__Problem to solve__: Omit images. Retype all entries verbatim.

__Records to use__:
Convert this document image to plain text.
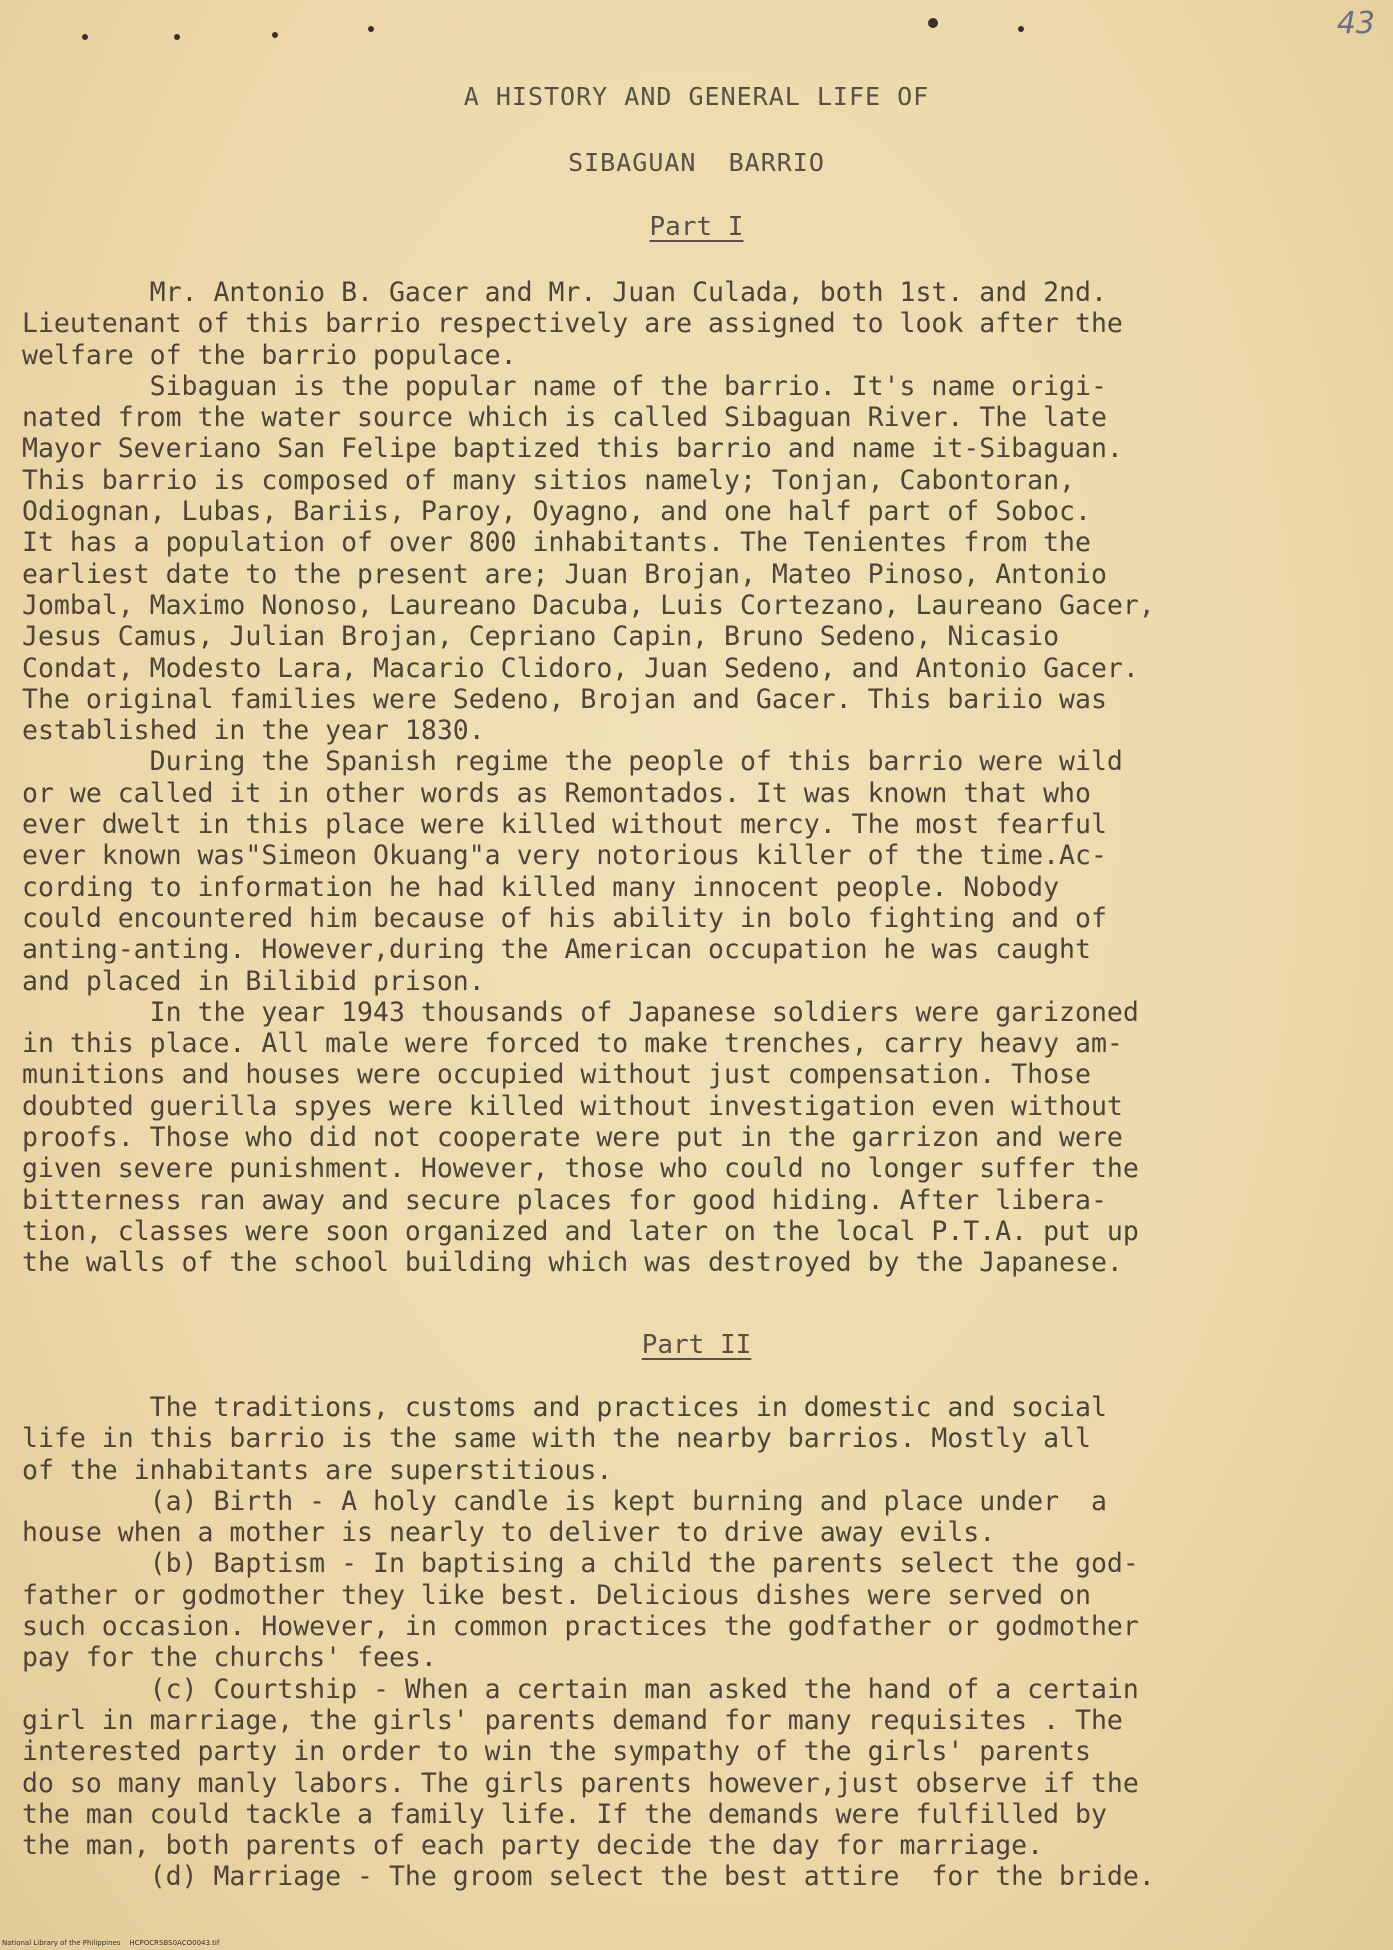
43
A HISTORY AND GENERAL LIFE OF
SIBAGUAN  BARRIO
Part I

Mr. Antonio B. Gacer and Mr. Juan Culada, both 1st. and 2nd.

Lieutenant of this barrio respectively are assigned to look after the

welfare of the barrio populace.

Sibaguan is the popular name of the barrio. It's name origi-

nated from the water source which is called Sibaguan River. The late

Mayor Severiano San Felipe baptized this barrio and name it-Sibaguan.

This barrio is composed of many sitios namely; Tonjan, Cabontoran,

Odiognan, Lubas, Bariis, Paroy, Oyagno, and one half part of Soboc.

It has a population of over 800 inhabitants. The Tenientes from the

earliest date to the present are; Juan Brojan, Mateo Pinoso, Antonio

Jombal, Maximo Nonoso, Laureano Dacuba, Luis Cortezano, Laureano Gacer,

Jesus Camus, Julian Brojan, Cepriano Capin, Bruno Sedeno, Nicasio

Condat, Modesto Lara, Macario Clidoro, Juan Sedeno, and Antonio Gacer.

The original families were Sedeno, Brojan and Gacer. This bariio was

established in the year 1830.

During the Spanish regime the people of this barrio were wild

or we called it in other words as Remontados. It was known that who

ever dwelt in this place were killed without mercy. The most fearful

ever known was"Simeon Okuang"a very notorious killer of the time.Ac-

cording to information he had killed many innocent people. Nobody

could encountered him because of his ability in bolo fighting and of

anting-anting. However,during the American occupation he was caught

and placed in Bilibid prison.

In the year 1943 thousands of Japanese soldiers were garizoned

in this place. All male were forced to make trenches, carry heavy am-

munitions and houses were occupied without just compensation. Those

doubted guerilla spyes were killed without investigation even without

proofs. Those who did not cooperate were put in the garrizon and were

given severe punishment. However, those who could no longer suffer the

bitterness ran away and secure places for good hiding. After libera-

tion, classes were soon organized and later on the local P.T.A. put up

the walls of the school building which was destroyed by the Japanese.

Part II

The traditions, customs and practices in domestic and social

life in this barrio is the same with the nearby barrios. Mostly all

of the inhabitants are superstitious.

(a) Birth - A holy candle is kept burning and place under  a

house when a mother is nearly to deliver to drive away evils.

(b) Baptism - In baptising a child the parents select the god-

father or godmother they like best. Delicious dishes were served on

such occasion. However, in common practices the godfather or godmother

pay for the churchs' fees.

(c) Courtship - When a certain man asked the hand of a certain

girl in marriage, the girls' parents demand for many requisites . The

interested party in order to win the sympathy of the girls' parents

do so many manly labors. The girls parents however,just observe if the

the man could tackle a family life. If the demands were fulfilled by

the man, both parents of each party decide the day for marriage.

(d) Marriage - The groom select the best attire  for the bride.

National Library of the Philippines    HCPOCRSBS0ACO0043.tif
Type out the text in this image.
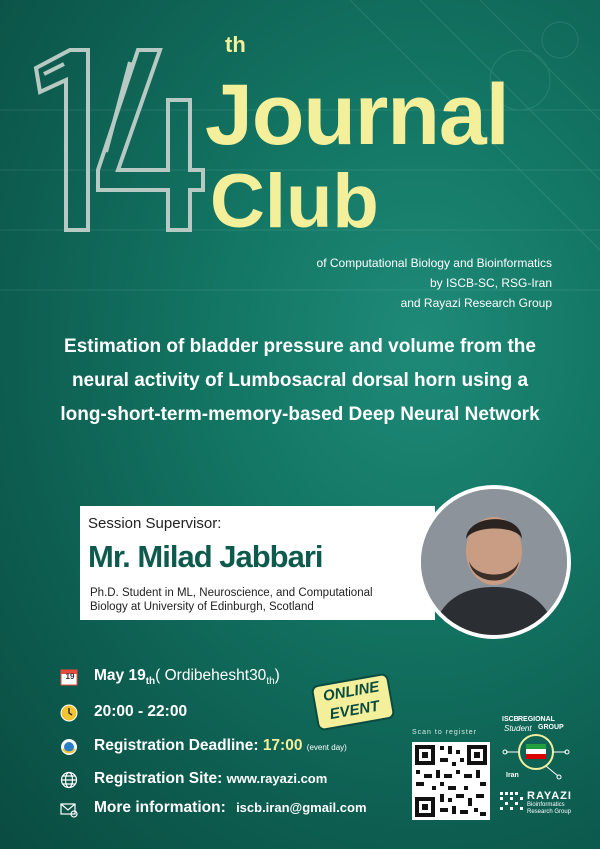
th
Journal
Club
of Computational Biology and Bioinformatics
by ISCB-SC, RSG-Iran
and Rayazi Research Group
Estimation of bladder pressure and volume from the
neural activity of Lumbosacral dorsal horn using a
long-short-term-memory-based Deep Neural Network
Session Supervisor:
Mr. Milad Jabbari
Ph.D. Student in ML, Neuroscience, and Computational
Biology at University of Edinburgh, Scotland
19 May $19_{th}$( $Ordibehesht30_{th}$)
20:00 - 22:00
Registration Deadline: 17:00 (event day)
Registration Site: www.rayazi.com
More information: iscb.iran@gmail.com
ONLINE
EVENT
Scan to register
ISCB REGIONAL
Student GROUP
Iran
RAYAZI
Bioinformatics
Research Group
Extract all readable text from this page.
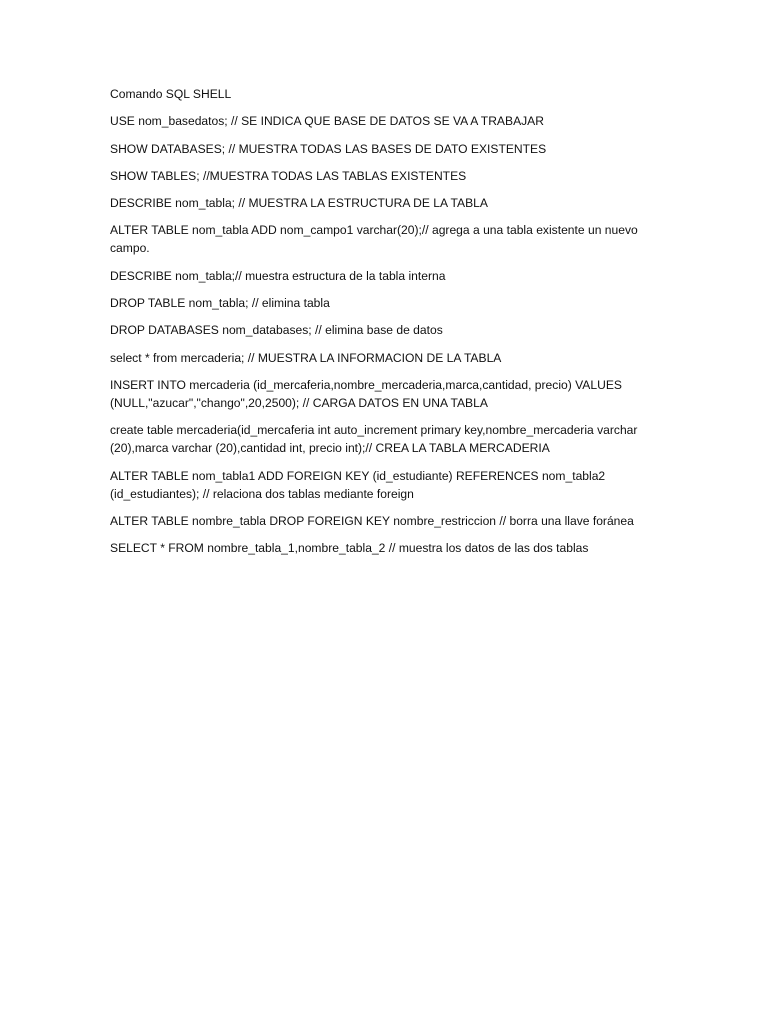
Comando SQL SHELL
USE nom_basedatos; // SE INDICA QUE BASE DE DATOS SE VA A TRABAJAR
SHOW DATABASES; // MUESTRA TODAS LAS BASES DE DATO EXISTENTES
SHOW TABLES; //MUESTRA TODAS LAS TABLAS EXISTENTES
DESCRIBE nom_tabla; // MUESTRA LA ESTRUCTURA DE LA TABLA
ALTER TABLE nom_tabla ADD nom_campo1 varchar(20);// agrega a una tabla existente un nuevo campo.
DESCRIBE nom_tabla;// muestra estructura de la tabla interna
DROP TABLE nom_tabla; // elimina tabla
DROP DATABASES nom_databases; // elimina base de datos
select * from mercaderia; // MUESTRA LA INFORMACION DE LA TABLA
INSERT INTO mercaderia (id_mercaferia,nombre_mercaderia,marca,cantidad, precio) VALUES (NULL,"azucar","chango",20,2500); // CARGA DATOS EN UNA TABLA
create table mercaderia(id_mercaferia int auto_increment primary key,nombre_mercaderia varchar (20),marca varchar (20),cantidad int, precio int);// CREA LA TABLA MERCADERIA
ALTER TABLE nom_tabla1 ADD FOREIGN KEY (id_estudiante) REFERENCES nom_tabla2 (id_estudiantes); // relaciona dos tablas mediante foreign
ALTER TABLE nombre_tabla DROP FOREIGN KEY nombre_restriccion // borra una llave foránea
SELECT * FROM nombre_tabla_1,nombre_tabla_2 // muestra los datos de las dos tablas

__Answer for the task__:
Convert this document image to plain text.
43
A HISTORY AND GENERAL LIFE OF
SIBAGUAN  BARRIO
Part I

Mr. Antonio B. Gacer and Mr. Juan Culada, both 1st. and 2nd.

Lieutenant of this barrio respectively are assigned to look after the

welfare of the barrio populace.

Sibaguan is the popular name of the barrio. It's name origi-

nated from the water source which is called Sibaguan River. The late

Mayor Severiano San Felipe baptized this barrio and name it-Sibaguan.

This barrio is composed of many sitios namely; Tonjan, Cabontoran,

Odiognan, Lubas, Bariis, Paroy, Oyagno, and one half part of Soboc.

It has a population of over 800 inhabitants. The Tenientes from the

earliest date to the present are; Juan Brojan, Mateo Pinoso, Antonio

Jombal, Maximo Nonoso, Laureano Dacuba, Luis Cortezano, Laureano Gacer,

Jesus Camus, Julian Brojan, Cepriano Capin, Bruno Sedeno, Nicasio

Condat, Modesto Lara, Macario Clidoro, Juan Sedeno, and Antonio Gacer.

The original families were Sedeno, Brojan and Gacer. This bariio was

established in the year 1830.

During the Spanish regime the people of this barrio were wild

or we called it in other words as Remontados. It was known that who

ever dwelt in this place were killed without mercy. The most fearful

ever known was"Simeon Okuang"a very notorious killer of the time.Ac-

cording to information he had killed many innocent people. Nobody

could encountered him because of his ability in bolo fighting and of

anting-anting. However,during the American occupation he was caught

and placed in Bilibid prison.

In the year 1943 thousands of Japanese soldiers were garizoned

in this place. All male were forced to make trenches, carry heavy am-

munitions and houses were occupied without just compensation. Those

doubted guerilla spyes were killed without investigation even without

proofs. Those who did not cooperate were put in the garrizon and were

given severe punishment. However, those who could no longer suffer the

bitterness ran away and secure places for good hiding. After libera-

tion, classes were soon organized and later on the local P.T.A. put up

the walls of the school building which was destroyed by the Japanese.

Part II

The traditions, customs and practices in domestic and social

life in this barrio is the same with the nearby barrios. Mostly all

of the inhabitants are superstitious.

(a) Birth - A holy candle is kept burning and place under  a

house when a mother is nearly to deliver to drive away evils.

(b) Baptism - In baptising a child the parents select the god-

father or godmother they like best. Delicious dishes were served on

such occasion. However, in common practices the godfather or godmother

pay for the churchs' fees.

(c) Courtship - When a certain man asked the hand of a certain

girl in marriage, the girls' parents demand for many requisites . The

interested party in order to win the sympathy of the girls' parents

do so many manly labors. The girls parents however,just observe if the

the man could tackle a family life. If the demands were fulfilled by

the man, both parents of each party decide the day for marriage.

(d) Marriage - The groom select the best attire  for the bride.

National Library of the Philippines    HCPOCRSBS0ACO0043.tif
Type out the text in this image.
th
Journal
Club
of Computational Biology and Bioinformatics
by ISCB-SC, RSG-Iran
and Rayazi Research Group
Estimation of bladder pressure and volume from the
neural activity of Lumbosacral dorsal horn using a
long-short-term-memory-based Deep Neural Network
Session Supervisor:
Mr. Milad Jabbari
Ph.D. Student in ML, Neuroscience, and Computational
Biology at University of Edinburgh, Scotland
19 May $19_{th}$( $Ordibehesht30_{th}$)
20:00 - 22:00
Registration Deadline: 17:00 (event day)
Registration Site: www.rayazi.com
More information: iscb.iran@gmail.com
ONLINE
EVENT
Scan to register
ISCB REGIONAL
Student GROUP
Iran
RAYAZI
Bioinformatics
Research Group
Extract all readable text from this page.
Comando SQL SHELL
USE nom_basedatos; // SE INDICA QUE BASE DE DATOS SE VA A TRABAJAR
SHOW DATABASES; // MUESTRA TODAS LAS BASES DE DATO EXISTENTES
SHOW TABLES; //MUESTRA TODAS LAS TABLAS EXISTENTES
DESCRIBE nom_tabla; // MUESTRA LA ESTRUCTURA DE LA TABLA
ALTER TABLE nom_tabla ADD nom_campo1 varchar(20);// agrega a una tabla existente un nuevo campo.
DESCRIBE nom_tabla;// muestra estructura de la tabla interna
DROP TABLE nom_tabla; // elimina tabla
DROP DATABASES nom_databases; // elimina base de datos
select * from mercaderia; // MUESTRA LA INFORMACION DE LA TABLA
INSERT INTO mercaderia (id_mercaferia,nombre_mercaderia,marca,cantidad, precio) VALUES (NULL,"azucar","chango",20,2500); // CARGA DATOS EN UNA TABLA
create table mercaderia(id_mercaferia int auto_increment primary key,nombre_mercaderia varchar (20),marca varchar (20),cantidad int, precio int);// CREA LA TABLA MERCADERIA
ALTER TABLE nom_tabla1 ADD FOREIGN KEY (id_estudiante) REFERENCES nom_tabla2 (id_estudiantes); // relaciona dos tablas mediante foreign
ALTER TABLE nombre_tabla DROP FOREIGN KEY nombre_restriccion // borra una llave foránea
SELECT * FROM nombre_tabla_1,nombre_tabla_2 // muestra los datos de las dos tablas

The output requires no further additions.